BRANO DI PARTENZA:
↓↓↓

Referendum e il futuro della magistratura

di Fabrizio Sannico

Il 22 e 23 marzo 2026 gli italiani saranno chiamati a votare sul referendum relativo alla cosiddetta “riforma Nordio”, approvata il 30 ottobre 2025, che modifica sette articoli della Costituzione e ridefinisce l’ordinamento della magistratura.

La legge prevede la separazione dei Consigli Superiori della Magistratura per giudici e pubblici ministeri, l’estrazione a sorte dei componenti e la creazione di un’Alta Corte disciplinare dedicata ai magistrati.

Critici e rappresentanti della magistratura denunciano che il sorteggio priverebbe i magistrati della possibilità di eleggere i propri rappresentanti, mentre l’Alta Corte disciplinare potrebbe essere esposta a possibili pressioni politiche.

Secondo i contrari alla riforma, la separazione delle carriere tra giudici e pubblici ministeri rischierebbe di trasformare il pm in una vera e propria controparte della difesa, modificando l’equilibrio del processo e riducendo le garanzie per imputati e indagati.

Viene inoltre evidenziato come la riforma non affronti alcuni dei problemi più concreti della giustizia italiana. Tempi lunghi dei procedimenti, carenza di personale e insufficienza di risorse continuerebbero infatti a rappresentare questioni irrisolte. La creazione di nuovi organismi, secondo questa lettura, rischierebbe inoltre di disperdere risorse economiche già limitate.

↑↑↑

ESTRATTI DI DATI:
↓↓↓

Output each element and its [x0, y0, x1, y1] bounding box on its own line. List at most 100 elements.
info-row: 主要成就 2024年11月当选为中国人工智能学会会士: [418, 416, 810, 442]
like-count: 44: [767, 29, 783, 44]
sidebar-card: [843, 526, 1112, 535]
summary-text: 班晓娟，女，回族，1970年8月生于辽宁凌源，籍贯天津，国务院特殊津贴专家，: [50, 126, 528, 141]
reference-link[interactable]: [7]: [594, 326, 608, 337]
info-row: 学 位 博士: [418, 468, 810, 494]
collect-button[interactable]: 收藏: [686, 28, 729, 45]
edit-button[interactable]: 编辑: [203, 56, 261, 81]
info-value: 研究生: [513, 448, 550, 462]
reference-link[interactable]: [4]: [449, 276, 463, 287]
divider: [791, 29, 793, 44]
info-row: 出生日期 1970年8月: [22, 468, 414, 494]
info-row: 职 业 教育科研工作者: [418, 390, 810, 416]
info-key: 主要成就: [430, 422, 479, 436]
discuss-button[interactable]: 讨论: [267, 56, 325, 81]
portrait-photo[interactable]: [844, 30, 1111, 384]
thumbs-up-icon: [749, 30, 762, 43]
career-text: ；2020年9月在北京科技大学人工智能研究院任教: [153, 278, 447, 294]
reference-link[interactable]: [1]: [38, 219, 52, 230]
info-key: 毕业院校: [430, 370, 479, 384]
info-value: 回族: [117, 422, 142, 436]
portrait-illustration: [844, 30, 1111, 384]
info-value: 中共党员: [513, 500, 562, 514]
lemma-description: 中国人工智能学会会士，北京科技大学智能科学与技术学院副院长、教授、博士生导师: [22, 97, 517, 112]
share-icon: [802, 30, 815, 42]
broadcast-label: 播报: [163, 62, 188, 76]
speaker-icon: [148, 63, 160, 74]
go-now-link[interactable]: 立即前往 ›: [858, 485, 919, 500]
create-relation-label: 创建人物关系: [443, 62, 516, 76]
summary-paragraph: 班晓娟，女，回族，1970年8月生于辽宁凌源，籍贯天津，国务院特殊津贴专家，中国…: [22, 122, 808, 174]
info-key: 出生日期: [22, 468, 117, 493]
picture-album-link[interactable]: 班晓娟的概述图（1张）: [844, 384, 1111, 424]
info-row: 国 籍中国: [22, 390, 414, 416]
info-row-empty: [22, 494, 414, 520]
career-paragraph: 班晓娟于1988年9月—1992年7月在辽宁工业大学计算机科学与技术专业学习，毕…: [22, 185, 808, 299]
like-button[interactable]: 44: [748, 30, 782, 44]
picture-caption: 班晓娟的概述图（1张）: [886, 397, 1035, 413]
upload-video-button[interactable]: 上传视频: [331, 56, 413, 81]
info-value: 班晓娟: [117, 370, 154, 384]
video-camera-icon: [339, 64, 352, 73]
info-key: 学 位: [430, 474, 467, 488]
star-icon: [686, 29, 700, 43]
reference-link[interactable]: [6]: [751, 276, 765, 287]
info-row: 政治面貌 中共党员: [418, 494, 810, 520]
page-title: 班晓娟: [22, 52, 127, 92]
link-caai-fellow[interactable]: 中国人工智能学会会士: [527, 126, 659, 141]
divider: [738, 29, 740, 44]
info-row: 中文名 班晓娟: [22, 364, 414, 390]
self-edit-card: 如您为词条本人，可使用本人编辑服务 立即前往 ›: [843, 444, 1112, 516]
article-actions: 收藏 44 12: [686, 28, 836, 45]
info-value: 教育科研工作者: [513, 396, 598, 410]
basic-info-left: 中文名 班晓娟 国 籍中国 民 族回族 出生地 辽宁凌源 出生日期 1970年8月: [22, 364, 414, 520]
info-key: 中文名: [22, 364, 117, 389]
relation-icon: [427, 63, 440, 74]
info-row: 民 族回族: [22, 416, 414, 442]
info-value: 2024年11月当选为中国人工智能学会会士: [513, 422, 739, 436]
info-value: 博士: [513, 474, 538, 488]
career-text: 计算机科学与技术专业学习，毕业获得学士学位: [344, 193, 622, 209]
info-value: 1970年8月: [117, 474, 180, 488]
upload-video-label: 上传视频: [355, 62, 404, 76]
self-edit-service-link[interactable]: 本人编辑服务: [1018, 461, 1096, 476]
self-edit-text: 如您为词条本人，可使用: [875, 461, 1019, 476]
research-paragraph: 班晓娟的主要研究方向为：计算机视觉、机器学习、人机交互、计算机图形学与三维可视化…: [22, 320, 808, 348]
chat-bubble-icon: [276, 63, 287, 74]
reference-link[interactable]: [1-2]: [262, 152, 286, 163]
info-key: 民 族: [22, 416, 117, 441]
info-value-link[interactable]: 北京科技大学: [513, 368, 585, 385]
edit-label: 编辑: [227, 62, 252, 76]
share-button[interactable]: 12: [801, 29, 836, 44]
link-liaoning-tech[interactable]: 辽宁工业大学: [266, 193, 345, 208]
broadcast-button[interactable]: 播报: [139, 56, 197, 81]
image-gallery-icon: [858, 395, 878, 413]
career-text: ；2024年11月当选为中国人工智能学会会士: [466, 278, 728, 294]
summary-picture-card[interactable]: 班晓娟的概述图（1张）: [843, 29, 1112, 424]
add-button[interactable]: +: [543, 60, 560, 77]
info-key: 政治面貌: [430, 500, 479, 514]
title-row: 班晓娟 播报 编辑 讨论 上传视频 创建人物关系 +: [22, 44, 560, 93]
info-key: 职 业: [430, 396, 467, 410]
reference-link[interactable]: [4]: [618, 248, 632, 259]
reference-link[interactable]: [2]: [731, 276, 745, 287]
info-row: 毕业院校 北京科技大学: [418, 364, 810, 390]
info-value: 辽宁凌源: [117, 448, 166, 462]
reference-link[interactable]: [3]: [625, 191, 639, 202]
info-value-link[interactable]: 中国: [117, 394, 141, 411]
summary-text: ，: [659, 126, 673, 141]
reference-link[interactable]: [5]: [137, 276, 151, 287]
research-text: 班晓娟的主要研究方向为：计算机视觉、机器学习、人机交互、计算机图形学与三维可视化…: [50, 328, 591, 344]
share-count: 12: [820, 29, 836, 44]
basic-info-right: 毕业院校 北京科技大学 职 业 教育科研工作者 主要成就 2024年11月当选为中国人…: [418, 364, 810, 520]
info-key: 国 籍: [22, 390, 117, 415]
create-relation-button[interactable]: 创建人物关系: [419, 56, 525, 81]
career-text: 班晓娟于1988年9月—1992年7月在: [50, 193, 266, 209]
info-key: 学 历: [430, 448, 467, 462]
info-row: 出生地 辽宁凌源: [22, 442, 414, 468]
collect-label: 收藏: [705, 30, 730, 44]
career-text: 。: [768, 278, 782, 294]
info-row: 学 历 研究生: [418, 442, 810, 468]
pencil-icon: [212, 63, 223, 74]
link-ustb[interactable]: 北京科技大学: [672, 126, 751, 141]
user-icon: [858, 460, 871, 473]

↑↑↑

ESPLORA IL MATERIALE:
- 1) Rispondi a queste domande sul testo sul referendum:
(a) In quali giorni si voterà il referendum?
(b) In che modo la legge prevede di scegliere i componenti dei Consigli Superiori?
(c) Quali problemi concreti della giustizia resterebbero irrisolti, secondo chi critica la riforma?
- 2) Trascrivi un pezzo del testo sul referendum: comincia dalle parole "Referendum e il" e fermati dopo "possibili pressioni politiche.".
Le voci qui riportate non servono per questo lavoro.

SOLUZIONI DEGLI ESERCIZI:
- 1)
(a) Il 22 e 23 marzo 2026.
(b) Con l'estrazione a sorte.
(c) I tempi lunghi dei procedimenti, la carenza di personale e l'insufficienza di risorse.

- 2)
Referendum e il futuro della magistratura

di Fabrizio Sannico

Il 22 e 23 marzo 2026 gli italiani saranno chiamati a votare sul referendum relativo alla cosiddetta “riforma Nordio”, approvata il 30 ottobre 2025, che modifica sette articoli della Costituzione e ridefinisce l’ordinamento della magistratura.

La legge prevede la separazione dei Consigli Superiori della Magistratura per giudici e pubblici ministeri, l’estrazione a sorte dei componenti e la creazione di un’Alta Corte disciplinare dedicata ai magistrati.

Critici e rappresentanti della magistratura denunciano che il sorteggio priverebbe i magistrati della possibilità di eleggere i propri rappresentanti, mentre l’Alta Corte disciplinare potrebbe essere esposta a possibili pressioni politiche.